WHAT YOU WILL DO → Copy each of the rows below, keeping every character and line break unchanged.

MATERIAL SHOWN →
## BEGIN

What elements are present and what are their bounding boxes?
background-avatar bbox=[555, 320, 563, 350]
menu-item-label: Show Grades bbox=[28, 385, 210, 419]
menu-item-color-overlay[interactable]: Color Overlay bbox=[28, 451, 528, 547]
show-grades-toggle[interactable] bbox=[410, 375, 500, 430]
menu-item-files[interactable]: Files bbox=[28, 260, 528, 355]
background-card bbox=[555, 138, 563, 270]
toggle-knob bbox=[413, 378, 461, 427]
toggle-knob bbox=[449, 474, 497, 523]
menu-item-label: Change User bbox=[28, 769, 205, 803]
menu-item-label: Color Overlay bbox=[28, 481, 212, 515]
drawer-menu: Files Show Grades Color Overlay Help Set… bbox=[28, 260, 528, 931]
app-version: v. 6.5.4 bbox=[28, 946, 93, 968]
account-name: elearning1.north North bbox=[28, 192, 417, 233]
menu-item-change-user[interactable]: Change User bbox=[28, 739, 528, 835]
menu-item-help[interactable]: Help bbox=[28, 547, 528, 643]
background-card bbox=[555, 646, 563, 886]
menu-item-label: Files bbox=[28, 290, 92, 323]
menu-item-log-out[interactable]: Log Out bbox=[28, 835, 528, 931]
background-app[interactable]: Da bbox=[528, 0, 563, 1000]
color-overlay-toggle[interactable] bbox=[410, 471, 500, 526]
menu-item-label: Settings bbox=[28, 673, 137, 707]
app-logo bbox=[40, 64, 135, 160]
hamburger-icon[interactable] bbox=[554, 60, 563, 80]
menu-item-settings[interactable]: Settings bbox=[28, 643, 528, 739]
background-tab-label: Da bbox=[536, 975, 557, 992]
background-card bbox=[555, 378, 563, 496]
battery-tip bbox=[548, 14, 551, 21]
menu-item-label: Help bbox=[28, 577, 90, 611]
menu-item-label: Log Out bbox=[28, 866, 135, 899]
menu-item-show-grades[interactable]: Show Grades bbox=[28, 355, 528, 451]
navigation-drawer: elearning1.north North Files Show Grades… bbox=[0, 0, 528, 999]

## END

SOLUTION TO THIS EXERCISE →
What elements are present and what are their bounding boxes?
background-avatar bbox=[555, 320, 563, 350]
menu-item-label: Show Grades bbox=[28, 385, 210, 419]
menu-item-color-overlay[interactable]: Color Overlay bbox=[28, 451, 528, 547]
show-grades-toggle[interactable] bbox=[410, 375, 500, 430]
menu-item-files[interactable]: Files bbox=[28, 260, 528, 355]
background-card bbox=[555, 138, 563, 270]
toggle-knob bbox=[413, 378, 461, 427]
toggle-knob bbox=[449, 474, 497, 523]
menu-item-label: Change User bbox=[28, 769, 205, 803]
menu-item-label: Color Overlay bbox=[28, 481, 212, 515]
drawer-menu: Files Show Grades Color Overlay Help Set… bbox=[28, 260, 528, 931]
app-version: v. 6.5.4 bbox=[28, 946, 93, 968]
account-name: elearning1.north North bbox=[28, 192, 417, 233]
menu-item-change-user[interactable]: Change User bbox=[28, 739, 528, 835]
menu-item-help[interactable]: Help bbox=[28, 547, 528, 643]
background-card bbox=[555, 646, 563, 886]
menu-item-label: Files bbox=[28, 290, 92, 323]
menu-item-log-out[interactable]: Log Out bbox=[28, 835, 528, 931]
background-app[interactable]: Da bbox=[528, 0, 563, 1000]
color-overlay-toggle[interactable] bbox=[410, 471, 500, 526]
menu-item-label: Settings bbox=[28, 673, 137, 707]
app-logo bbox=[40, 64, 135, 160]
hamburger-icon[interactable] bbox=[554, 60, 563, 80]
menu-item-settings[interactable]: Settings bbox=[28, 643, 528, 739]
background-tab-label: Da bbox=[536, 975, 557, 992]
background-card bbox=[555, 378, 563, 496]
battery-tip bbox=[548, 14, 551, 21]
menu-item-label: Help bbox=[28, 577, 90, 611]
menu-item-label: Log Out bbox=[28, 866, 135, 899]
menu-item-show-grades[interactable]: Show Grades bbox=[28, 355, 528, 451]
navigation-drawer: elearning1.north North Files Show Grades… bbox=[0, 0, 528, 999]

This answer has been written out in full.